■ Stored data
● ● ●

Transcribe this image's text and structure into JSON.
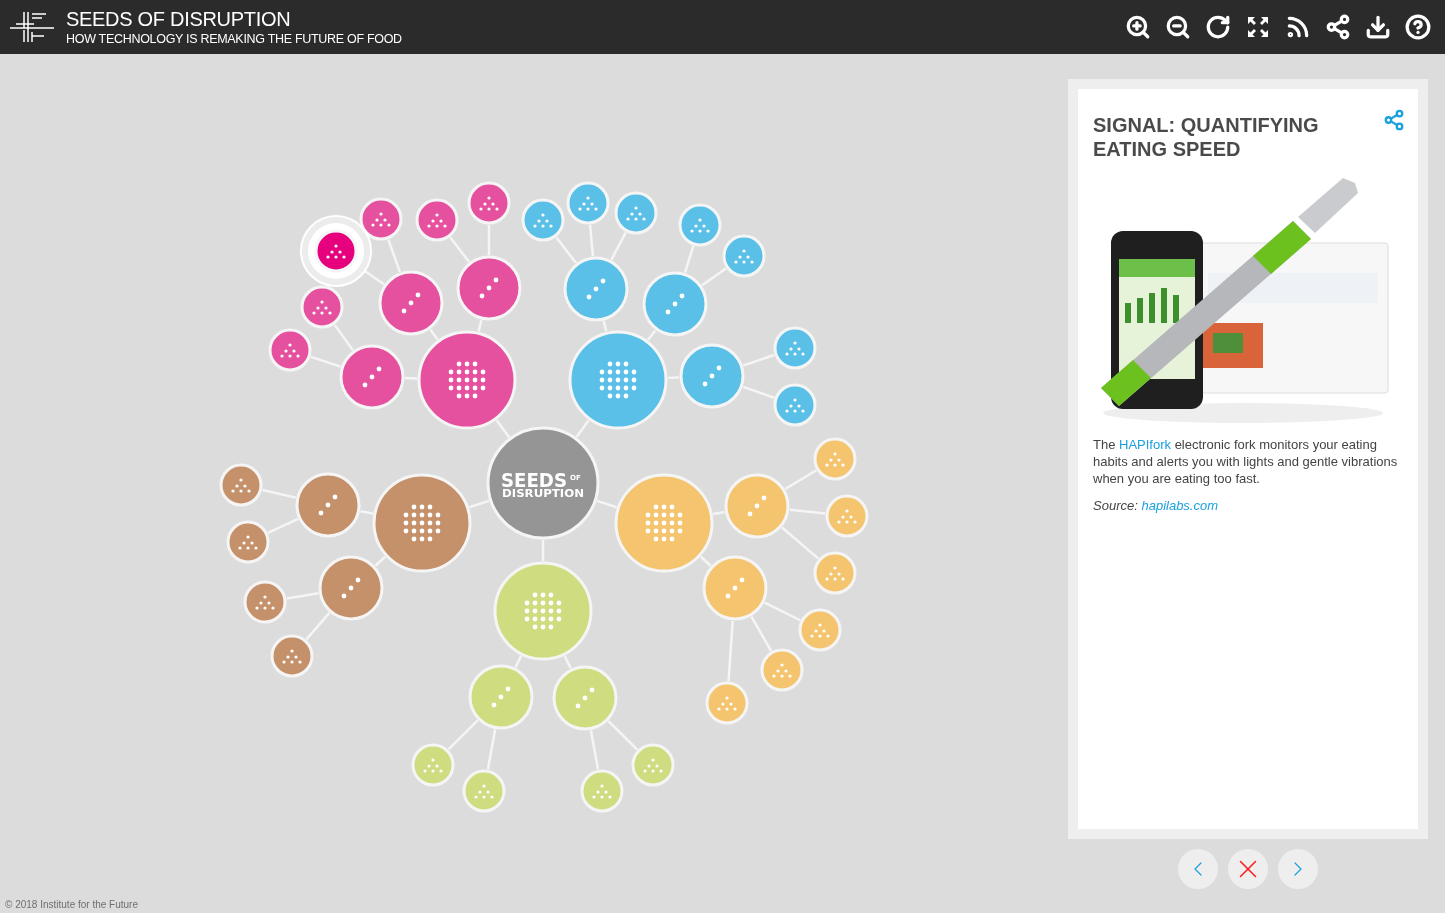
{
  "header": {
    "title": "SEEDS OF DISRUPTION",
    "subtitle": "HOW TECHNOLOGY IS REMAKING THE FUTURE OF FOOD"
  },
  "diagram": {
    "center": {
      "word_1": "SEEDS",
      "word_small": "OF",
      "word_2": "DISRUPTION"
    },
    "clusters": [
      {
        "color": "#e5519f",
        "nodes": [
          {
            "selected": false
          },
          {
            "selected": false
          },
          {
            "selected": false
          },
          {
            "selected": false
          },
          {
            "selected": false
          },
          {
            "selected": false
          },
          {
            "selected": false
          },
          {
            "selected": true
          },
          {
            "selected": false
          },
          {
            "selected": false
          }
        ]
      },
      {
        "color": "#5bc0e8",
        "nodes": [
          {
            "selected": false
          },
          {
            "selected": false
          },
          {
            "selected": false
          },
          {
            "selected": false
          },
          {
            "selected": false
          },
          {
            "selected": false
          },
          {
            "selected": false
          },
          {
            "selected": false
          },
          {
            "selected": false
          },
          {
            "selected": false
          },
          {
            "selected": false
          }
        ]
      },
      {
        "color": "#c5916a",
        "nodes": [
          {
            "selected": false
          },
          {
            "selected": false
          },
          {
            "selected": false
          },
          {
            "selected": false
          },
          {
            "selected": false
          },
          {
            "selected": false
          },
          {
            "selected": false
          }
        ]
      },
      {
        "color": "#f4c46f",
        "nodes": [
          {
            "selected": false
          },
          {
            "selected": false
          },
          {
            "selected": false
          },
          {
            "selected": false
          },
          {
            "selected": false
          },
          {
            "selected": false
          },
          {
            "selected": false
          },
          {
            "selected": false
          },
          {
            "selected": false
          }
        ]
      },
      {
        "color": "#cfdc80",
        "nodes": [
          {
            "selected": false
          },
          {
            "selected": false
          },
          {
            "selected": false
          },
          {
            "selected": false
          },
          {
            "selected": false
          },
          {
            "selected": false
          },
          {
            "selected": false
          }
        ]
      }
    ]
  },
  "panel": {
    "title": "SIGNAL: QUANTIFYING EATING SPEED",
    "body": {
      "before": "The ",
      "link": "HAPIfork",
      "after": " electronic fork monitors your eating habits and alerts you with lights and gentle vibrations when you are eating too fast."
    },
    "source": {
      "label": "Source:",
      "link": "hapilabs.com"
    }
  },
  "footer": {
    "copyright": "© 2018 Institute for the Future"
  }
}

● ● ●

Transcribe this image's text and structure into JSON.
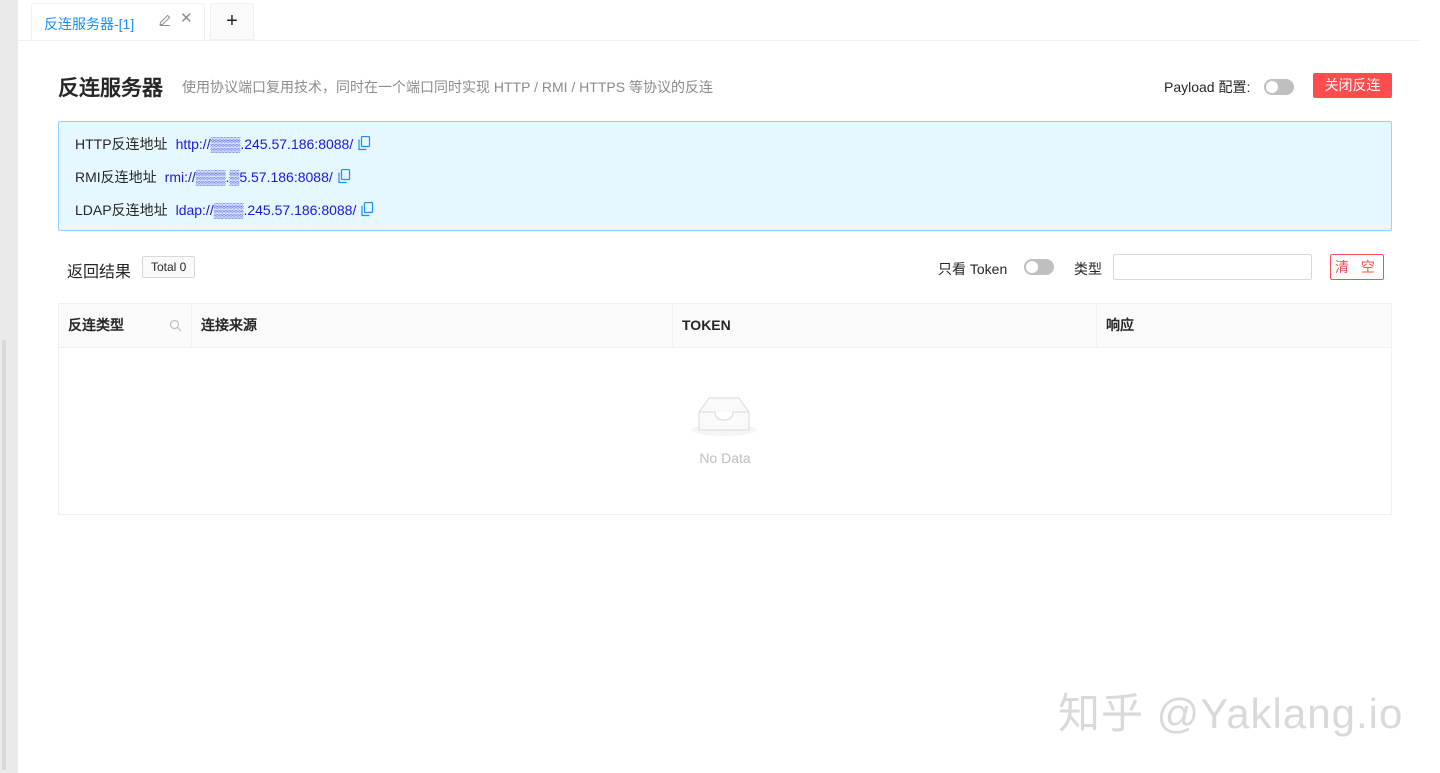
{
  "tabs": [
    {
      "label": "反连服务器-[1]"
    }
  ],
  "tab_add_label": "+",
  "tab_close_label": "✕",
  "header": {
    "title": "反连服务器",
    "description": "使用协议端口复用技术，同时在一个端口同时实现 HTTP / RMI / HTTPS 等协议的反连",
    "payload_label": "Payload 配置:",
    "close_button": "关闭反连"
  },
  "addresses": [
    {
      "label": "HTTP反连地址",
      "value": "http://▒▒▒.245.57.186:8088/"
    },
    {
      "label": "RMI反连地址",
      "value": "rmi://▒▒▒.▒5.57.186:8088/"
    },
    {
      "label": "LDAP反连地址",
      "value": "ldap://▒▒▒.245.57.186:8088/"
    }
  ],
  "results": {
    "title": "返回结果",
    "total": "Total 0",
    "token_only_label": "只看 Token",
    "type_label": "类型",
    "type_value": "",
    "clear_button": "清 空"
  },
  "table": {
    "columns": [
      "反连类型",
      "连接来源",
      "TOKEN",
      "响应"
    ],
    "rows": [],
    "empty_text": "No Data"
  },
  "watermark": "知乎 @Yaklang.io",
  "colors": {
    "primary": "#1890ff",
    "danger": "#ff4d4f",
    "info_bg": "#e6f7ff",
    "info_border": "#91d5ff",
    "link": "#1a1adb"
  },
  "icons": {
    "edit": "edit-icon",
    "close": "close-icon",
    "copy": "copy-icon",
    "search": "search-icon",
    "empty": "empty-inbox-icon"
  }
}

● ● ●

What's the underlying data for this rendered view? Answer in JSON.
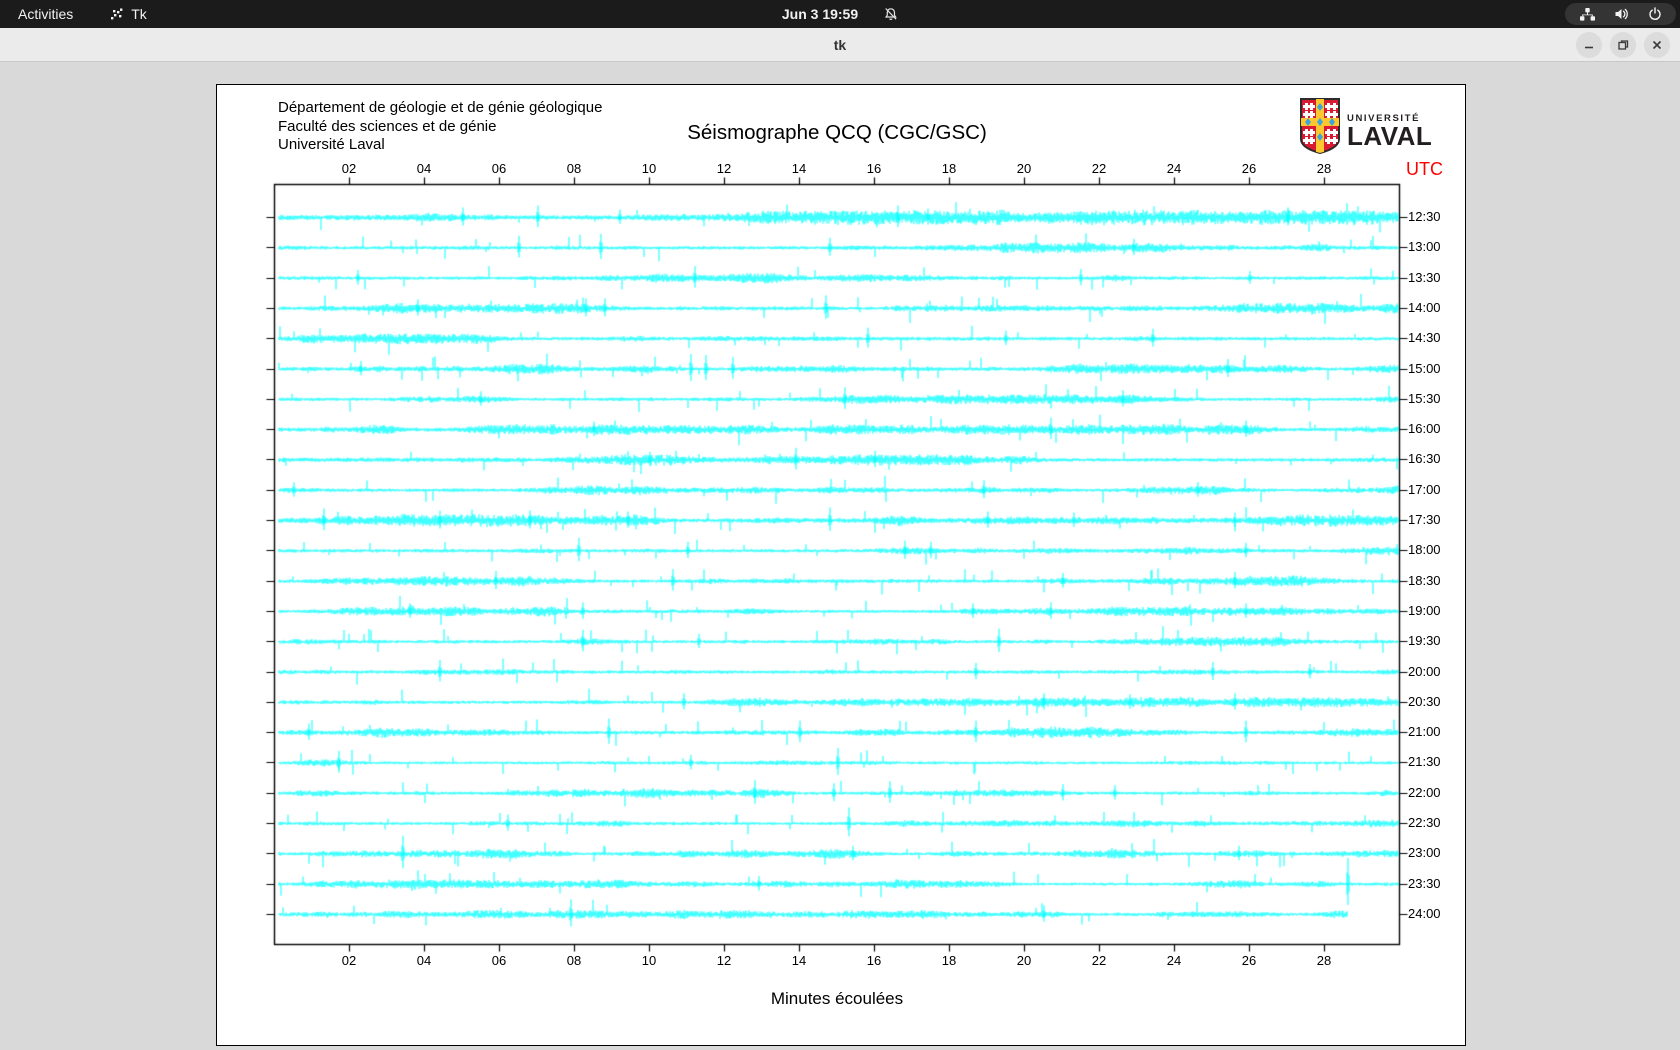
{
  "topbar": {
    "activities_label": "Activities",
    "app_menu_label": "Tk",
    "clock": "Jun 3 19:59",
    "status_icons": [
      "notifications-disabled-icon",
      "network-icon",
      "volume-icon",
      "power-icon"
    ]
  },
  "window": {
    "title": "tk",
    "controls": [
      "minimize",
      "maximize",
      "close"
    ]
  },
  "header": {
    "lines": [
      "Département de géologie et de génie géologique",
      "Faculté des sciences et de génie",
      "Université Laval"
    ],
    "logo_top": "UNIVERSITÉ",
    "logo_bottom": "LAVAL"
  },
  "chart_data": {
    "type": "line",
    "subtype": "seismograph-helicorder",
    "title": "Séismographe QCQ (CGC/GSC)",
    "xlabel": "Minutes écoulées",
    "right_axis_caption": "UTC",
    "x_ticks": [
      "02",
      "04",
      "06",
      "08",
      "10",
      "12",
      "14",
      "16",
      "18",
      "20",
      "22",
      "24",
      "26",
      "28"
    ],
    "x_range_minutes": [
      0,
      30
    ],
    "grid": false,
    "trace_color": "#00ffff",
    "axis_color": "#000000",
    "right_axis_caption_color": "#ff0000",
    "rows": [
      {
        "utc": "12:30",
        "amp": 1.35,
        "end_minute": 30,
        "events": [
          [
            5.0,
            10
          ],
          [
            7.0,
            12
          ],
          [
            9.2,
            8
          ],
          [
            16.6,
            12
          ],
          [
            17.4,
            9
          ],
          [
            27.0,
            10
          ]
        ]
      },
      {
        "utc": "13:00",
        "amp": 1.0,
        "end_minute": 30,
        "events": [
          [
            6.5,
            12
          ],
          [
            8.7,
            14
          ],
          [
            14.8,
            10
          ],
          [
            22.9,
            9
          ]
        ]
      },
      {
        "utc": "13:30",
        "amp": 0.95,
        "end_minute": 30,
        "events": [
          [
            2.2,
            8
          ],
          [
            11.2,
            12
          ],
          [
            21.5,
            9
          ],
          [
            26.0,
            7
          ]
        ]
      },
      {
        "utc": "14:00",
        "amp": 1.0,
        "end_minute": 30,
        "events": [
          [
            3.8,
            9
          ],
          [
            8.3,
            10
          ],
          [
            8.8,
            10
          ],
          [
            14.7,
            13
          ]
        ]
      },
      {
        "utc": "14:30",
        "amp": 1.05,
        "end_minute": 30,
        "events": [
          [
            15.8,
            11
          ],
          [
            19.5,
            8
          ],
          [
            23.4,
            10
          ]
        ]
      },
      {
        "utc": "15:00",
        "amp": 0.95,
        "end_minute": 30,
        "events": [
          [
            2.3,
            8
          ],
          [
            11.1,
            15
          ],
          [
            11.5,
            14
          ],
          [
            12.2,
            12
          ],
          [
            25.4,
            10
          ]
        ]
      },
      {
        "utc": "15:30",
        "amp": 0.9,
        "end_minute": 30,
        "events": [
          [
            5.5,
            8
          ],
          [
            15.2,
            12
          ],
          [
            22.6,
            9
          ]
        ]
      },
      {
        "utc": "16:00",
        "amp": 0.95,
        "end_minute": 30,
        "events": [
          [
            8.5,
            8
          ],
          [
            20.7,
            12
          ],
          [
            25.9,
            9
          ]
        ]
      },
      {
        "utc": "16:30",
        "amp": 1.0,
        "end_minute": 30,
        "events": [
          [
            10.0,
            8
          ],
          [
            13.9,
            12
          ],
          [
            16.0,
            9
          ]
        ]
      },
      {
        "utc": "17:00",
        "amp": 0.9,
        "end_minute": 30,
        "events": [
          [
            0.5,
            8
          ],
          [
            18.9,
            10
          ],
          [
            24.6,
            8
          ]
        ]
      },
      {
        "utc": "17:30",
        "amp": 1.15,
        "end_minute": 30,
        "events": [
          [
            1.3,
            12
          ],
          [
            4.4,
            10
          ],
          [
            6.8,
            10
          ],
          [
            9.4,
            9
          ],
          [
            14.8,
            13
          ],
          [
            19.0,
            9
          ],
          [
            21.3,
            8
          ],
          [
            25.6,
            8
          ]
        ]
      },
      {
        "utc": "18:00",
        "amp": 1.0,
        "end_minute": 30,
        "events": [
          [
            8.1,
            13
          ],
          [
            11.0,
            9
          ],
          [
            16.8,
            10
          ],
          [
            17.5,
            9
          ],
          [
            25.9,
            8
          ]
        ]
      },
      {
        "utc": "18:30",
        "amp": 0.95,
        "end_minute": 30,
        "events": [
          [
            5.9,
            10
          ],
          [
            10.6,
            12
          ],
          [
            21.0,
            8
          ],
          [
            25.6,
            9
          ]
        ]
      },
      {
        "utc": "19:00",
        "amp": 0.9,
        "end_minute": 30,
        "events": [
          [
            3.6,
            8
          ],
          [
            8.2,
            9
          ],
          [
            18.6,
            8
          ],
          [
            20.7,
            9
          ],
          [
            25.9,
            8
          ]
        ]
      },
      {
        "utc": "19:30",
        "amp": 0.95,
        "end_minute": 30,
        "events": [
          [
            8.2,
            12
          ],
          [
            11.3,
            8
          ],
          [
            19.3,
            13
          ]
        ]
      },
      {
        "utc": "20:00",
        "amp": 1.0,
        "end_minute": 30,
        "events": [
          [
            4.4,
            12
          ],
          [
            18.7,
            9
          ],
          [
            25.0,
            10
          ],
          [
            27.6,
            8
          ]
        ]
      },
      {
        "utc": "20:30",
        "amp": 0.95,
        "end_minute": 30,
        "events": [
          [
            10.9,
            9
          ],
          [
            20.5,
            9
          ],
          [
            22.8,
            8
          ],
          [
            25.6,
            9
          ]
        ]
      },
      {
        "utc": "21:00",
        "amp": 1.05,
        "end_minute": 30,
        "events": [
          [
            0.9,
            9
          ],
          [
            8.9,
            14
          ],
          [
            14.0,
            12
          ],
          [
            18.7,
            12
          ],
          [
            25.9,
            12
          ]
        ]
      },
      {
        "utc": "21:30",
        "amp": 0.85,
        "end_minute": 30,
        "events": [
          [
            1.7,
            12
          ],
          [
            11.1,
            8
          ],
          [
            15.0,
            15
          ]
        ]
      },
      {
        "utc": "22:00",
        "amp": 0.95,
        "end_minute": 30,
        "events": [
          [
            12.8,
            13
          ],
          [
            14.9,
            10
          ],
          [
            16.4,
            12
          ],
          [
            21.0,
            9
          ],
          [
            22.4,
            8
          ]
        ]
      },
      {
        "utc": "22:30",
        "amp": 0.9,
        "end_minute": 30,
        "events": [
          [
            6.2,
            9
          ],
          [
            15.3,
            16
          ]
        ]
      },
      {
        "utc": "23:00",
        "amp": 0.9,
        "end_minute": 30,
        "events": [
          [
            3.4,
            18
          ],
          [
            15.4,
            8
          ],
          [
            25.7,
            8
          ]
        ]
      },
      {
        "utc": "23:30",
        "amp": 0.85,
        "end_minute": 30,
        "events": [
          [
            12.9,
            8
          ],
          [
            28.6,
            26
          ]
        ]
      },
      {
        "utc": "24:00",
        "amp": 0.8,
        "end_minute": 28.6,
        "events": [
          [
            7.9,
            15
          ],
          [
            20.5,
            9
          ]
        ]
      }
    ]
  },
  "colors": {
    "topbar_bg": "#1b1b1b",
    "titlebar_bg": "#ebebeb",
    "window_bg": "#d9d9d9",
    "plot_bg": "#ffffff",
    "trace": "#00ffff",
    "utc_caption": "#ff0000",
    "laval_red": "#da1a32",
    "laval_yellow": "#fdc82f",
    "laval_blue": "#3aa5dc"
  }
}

● ● ●

■ TASK DETAILS
Read the data above. Pull out each line in which the string "génie" appears.

■ WRITTEN RESPONSE
      "Département de géologie et de génie géologique",
      "Faculté des sciences et de génie",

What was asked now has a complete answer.